> _Written exercise_:
Retype all of the data exactly as given.

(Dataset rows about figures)
*****

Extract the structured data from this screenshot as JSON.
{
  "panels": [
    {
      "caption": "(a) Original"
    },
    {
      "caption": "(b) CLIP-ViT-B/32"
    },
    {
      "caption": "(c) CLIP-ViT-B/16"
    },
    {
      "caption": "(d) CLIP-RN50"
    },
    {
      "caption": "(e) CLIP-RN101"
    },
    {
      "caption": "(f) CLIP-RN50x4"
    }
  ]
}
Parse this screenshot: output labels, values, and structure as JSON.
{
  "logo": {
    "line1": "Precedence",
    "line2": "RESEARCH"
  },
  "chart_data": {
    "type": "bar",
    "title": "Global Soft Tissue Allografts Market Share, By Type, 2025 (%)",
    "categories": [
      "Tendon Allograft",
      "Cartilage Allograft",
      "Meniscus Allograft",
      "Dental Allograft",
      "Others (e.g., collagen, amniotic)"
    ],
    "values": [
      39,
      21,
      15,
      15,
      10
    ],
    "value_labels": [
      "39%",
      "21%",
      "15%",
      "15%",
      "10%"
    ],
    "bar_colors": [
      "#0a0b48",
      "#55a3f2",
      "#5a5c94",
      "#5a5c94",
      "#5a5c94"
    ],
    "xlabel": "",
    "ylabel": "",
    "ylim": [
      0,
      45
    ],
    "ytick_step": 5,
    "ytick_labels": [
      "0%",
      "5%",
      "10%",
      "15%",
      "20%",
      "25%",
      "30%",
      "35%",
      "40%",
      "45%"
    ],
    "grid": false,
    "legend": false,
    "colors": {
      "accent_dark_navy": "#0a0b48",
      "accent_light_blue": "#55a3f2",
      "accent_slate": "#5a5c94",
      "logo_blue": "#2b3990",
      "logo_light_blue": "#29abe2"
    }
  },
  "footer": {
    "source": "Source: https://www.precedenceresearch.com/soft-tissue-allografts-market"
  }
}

*****

> _Completed exercise_:
Extract the structured data from this screenshot as JSON.
{
  "panels": [
    {
      "caption": "(a) Original"
    },
    {
      "caption": "(b) CLIP-ViT-B/32"
    },
    {
      "caption": "(c) CLIP-ViT-B/16"
    },
    {
      "caption": "(d) CLIP-RN50"
    },
    {
      "caption": "(e) CLIP-RN101"
    },
    {
      "caption": "(f) CLIP-RN50x4"
    }
  ]
}
Parse this screenshot: output labels, values, and structure as JSON.
{
  "logo": {
    "line1": "Precedence",
    "line2": "RESEARCH"
  },
  "chart_data": {
    "type": "bar",
    "title": "Global Soft Tissue Allografts Market Share, By Type, 2025 (%)",
    "categories": [
      "Tendon Allograft",
      "Cartilage Allograft",
      "Meniscus Allograft",
      "Dental Allograft",
      "Others (e.g., collagen, amniotic)"
    ],
    "values": [
      39,
      21,
      15,
      15,
      10
    ],
    "value_labels": [
      "39%",
      "21%",
      "15%",
      "15%",
      "10%"
    ],
    "bar_colors": [
      "#0a0b48",
      "#55a3f2",
      "#5a5c94",
      "#5a5c94",
      "#5a5c94"
    ],
    "xlabel": "",
    "ylabel": "",
    "ylim": [
      0,
      45
    ],
    "ytick_step": 5,
    "ytick_labels": [
      "0%",
      "5%",
      "10%",
      "15%",
      "20%",
      "25%",
      "30%",
      "35%",
      "40%",
      "45%"
    ],
    "grid": false,
    "legend": false,
    "colors": {
      "accent_dark_navy": "#0a0b48",
      "accent_light_blue": "#55a3f2",
      "accent_slate": "#5a5c94",
      "logo_blue": "#2b3990",
      "logo_light_blue": "#29abe2"
    }
  },
  "footer": {
    "source": "Source: https://www.precedenceresearch.com/soft-tissue-allografts-market"
  }
}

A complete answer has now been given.